### Directive
Set every record down verbatim and omit the pictures.

### Records supplied
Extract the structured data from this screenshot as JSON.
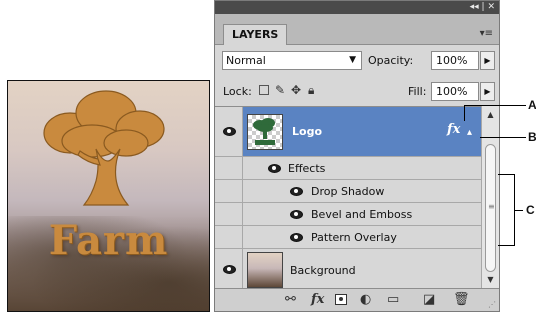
{
  "canvas_image": {
    "logo_text": "Farm"
  },
  "panel": {
    "title_controls": "◂◂ | ✕",
    "tab_label": "LAYERS",
    "tab_menu_icon": "▾≡",
    "blend_mode": "Normal",
    "opacity_label": "Opacity:",
    "opacity_value": "100%",
    "lock_label": "Lock:",
    "fill_label": "Fill:",
    "fill_value": "100%",
    "layers": [
      {
        "name": "Logo",
        "selected": true,
        "has_fx": true,
        "fx_symbol": "fx",
        "fx_arrow": "▴"
      },
      {
        "name": "Effects",
        "type": "effects-group"
      },
      {
        "name": "Drop Shadow",
        "type": "effect"
      },
      {
        "name": "Bevel and Emboss",
        "type": "effect"
      },
      {
        "name": "Pattern Overlay",
        "type": "effect"
      },
      {
        "name": "Background",
        "selected": false
      }
    ],
    "bottom_icons": [
      "link-icon",
      "fx-icon",
      "mask-icon",
      "adjustment-icon",
      "folder-icon",
      "new-layer-icon",
      "trash-icon"
    ],
    "bottom_fx_label": "fx"
  },
  "callouts": {
    "a": "A",
    "b": "B",
    "c": "C"
  },
  "colors": {
    "selection": "#5a83c2",
    "panel_bg": "#d7d7d7",
    "logo_orange": "#c98a3e"
  }
}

### The reply
Extract the structured data from this screenshot as JSON.
{
  "canvas_image": {
    "logo_text": "Farm"
  },
  "panel": {
    "title_controls": "◂◂ | ✕",
    "tab_label": "LAYERS",
    "tab_menu_icon": "▾≡",
    "blend_mode": "Normal",
    "opacity_label": "Opacity:",
    "opacity_value": "100%",
    "lock_label": "Lock:",
    "fill_label": "Fill:",
    "fill_value": "100%",
    "layers": [
      {
        "name": "Logo",
        "selected": true,
        "has_fx": true,
        "fx_symbol": "fx",
        "fx_arrow": "▴"
      },
      {
        "name": "Effects",
        "type": "effects-group"
      },
      {
        "name": "Drop Shadow",
        "type": "effect"
      },
      {
        "name": "Bevel and Emboss",
        "type": "effect"
      },
      {
        "name": "Pattern Overlay",
        "type": "effect"
      },
      {
        "name": "Background",
        "selected": false
      }
    ],
    "bottom_icons": [
      "link-icon",
      "fx-icon",
      "mask-icon",
      "adjustment-icon",
      "folder-icon",
      "new-layer-icon",
      "trash-icon"
    ],
    "bottom_fx_label": "fx"
  },
  "callouts": {
    "a": "A",
    "b": "B",
    "c": "C"
  },
  "colors": {
    "selection": "#5a83c2",
    "panel_bg": "#d7d7d7",
    "logo_orange": "#c98a3e"
  }
}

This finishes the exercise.